### TO DO
Your response should consist of every entry, unchanged.

### Entries taken from a collection
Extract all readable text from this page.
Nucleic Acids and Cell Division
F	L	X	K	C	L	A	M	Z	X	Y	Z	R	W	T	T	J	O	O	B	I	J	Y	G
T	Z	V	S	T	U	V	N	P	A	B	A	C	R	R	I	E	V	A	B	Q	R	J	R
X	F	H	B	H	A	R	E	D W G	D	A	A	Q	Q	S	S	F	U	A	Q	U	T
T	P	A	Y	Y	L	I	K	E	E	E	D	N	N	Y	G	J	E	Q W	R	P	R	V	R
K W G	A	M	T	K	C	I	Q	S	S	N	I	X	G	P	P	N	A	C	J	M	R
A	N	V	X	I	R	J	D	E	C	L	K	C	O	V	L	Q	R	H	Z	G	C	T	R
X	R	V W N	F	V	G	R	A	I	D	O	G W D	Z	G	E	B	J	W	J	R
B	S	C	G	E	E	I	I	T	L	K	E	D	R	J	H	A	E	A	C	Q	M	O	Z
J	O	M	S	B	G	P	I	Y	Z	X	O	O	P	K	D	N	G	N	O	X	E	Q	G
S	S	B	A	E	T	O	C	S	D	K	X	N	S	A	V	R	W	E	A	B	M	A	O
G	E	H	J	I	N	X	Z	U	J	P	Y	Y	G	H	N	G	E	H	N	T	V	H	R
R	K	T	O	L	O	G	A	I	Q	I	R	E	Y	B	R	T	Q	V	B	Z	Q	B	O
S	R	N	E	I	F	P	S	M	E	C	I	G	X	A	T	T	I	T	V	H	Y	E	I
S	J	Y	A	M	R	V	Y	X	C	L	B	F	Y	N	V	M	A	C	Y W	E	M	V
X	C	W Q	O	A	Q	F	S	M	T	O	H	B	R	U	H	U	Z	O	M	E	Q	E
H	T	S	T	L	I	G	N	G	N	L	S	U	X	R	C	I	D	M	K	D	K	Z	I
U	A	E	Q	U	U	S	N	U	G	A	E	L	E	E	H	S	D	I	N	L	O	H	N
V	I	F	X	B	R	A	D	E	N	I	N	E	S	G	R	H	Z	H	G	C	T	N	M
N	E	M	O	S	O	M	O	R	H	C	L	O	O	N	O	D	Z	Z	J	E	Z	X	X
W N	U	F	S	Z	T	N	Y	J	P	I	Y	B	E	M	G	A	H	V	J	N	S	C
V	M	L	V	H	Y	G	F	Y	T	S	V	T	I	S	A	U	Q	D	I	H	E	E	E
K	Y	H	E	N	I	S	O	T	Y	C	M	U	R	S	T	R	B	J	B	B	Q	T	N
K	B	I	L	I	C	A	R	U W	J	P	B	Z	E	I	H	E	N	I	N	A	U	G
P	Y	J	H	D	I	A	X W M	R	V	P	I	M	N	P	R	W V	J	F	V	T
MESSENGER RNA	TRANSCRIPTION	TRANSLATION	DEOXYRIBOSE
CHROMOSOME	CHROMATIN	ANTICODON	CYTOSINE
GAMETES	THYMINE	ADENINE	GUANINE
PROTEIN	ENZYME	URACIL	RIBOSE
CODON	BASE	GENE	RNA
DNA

### RESPONSE AREA
Extract all readable text from this page.
Nucleic Acids and Cell Division
F	L	X	K	C	L	A	M	Z	X	Y	Z	R	W	T	T	J	O	O	B	I	J	Y	G
T	Z	V	S	T	U	V	N	P	A	B	A	C	R	R	I	E	V	A	B	Q	R	J	R
X	F	H	B	H	A	R	E	D W G	D	A	A	Q	Q	S	S	F	U	A	Q	U	T
T	P	A	Y	Y	L	I	K	E	E	E	D	N	N	Y	G	J	E	Q W	R	P	R	V	R
K W G	A	M	T	K	C	I	Q	S	S	N	I	X	G	P	P	N	A	C	J	M	R
A	N	V	X	I	R	J	D	E	C	L	K	C	O	V	L	Q	R	H	Z	G	C	T	R
X	R	V W N	F	V	G	R	A	I	D	O	G W D	Z	G	E	B	J	W	J	R
B	S	C	G	E	E	I	I	T	L	K	E	D	R	J	H	A	E	A	C	Q	M	O	Z
J	O	M	S	B	G	P	I	Y	Z	X	O	O	P	K	D	N	G	N	O	X	E	Q	G
S	S	B	A	E	T	O	C	S	D	K	X	N	S	A	V	R	W	E	A	B	M	A	O
G	E	H	J	I	N	X	Z	U	J	P	Y	Y	G	H	N	G	E	H	N	T	V	H	R
R	K	T	O	L	O	G	A	I	Q	I	R	E	Y	B	R	T	Q	V	B	Z	Q	B	O
S	R	N	E	I	F	P	S	M	E	C	I	G	X	A	T	T	I	T	V	H	Y	E	I
S	J	Y	A	M	R	V	Y	X	C	L	B	F	Y	N	V	M	A	C	Y W	E	M	V
X	C	W Q	O	A	Q	F	S	M	T	O	H	B	R	U	H	U	Z	O	M	E	Q	E
H	T	S	T	L	I	G	N	G	N	L	S	U	X	R	C	I	D	M	K	D	K	Z	I
U	A	E	Q	U	U	S	N	U	G	A	E	L	E	E	H	S	D	I	N	L	O	H	N
V	I	F	X	B	R	A	D	E	N	I	N	E	S	G	R	H	Z	H	G	C	T	N	M
N	E	M	O	S	O	M	O	R	H	C	L	O	O	N	O	D	Z	Z	J	E	Z	X	X
W N	U	F	S	Z	T	N	Y	J	P	I	Y	B	E	M	G	A	H	V	J	N	S	C
V	M	L	V	H	Y	G	F	Y	T	S	V	T	I	S	A	U	Q	D	I	H	E	E	E
K	Y	H	E	N	I	S	O	T	Y	C	M	U	R	S	T	R	B	J	B	B	Q	T	N
K	B	I	L	I	C	A	R	U W	J	P	B	Z	E	I	H	E	N	I	N	A	U	G
P	Y	J	H	D	I	A	X W M	R	V	P	I	M	N	P	R	W V	J	F	V	T
MESSENGER RNA	TRANSCRIPTION	TRANSLATION	DEOXYRIBOSE
CHROMOSOME	CHROMATIN	ANTICODON	CYTOSINE
GAMETES	THYMINE	ADENINE	GUANINE
PROTEIN	ENZYME	URACIL	RIBOSE
CODON	BASE	GENE	RNA
DNA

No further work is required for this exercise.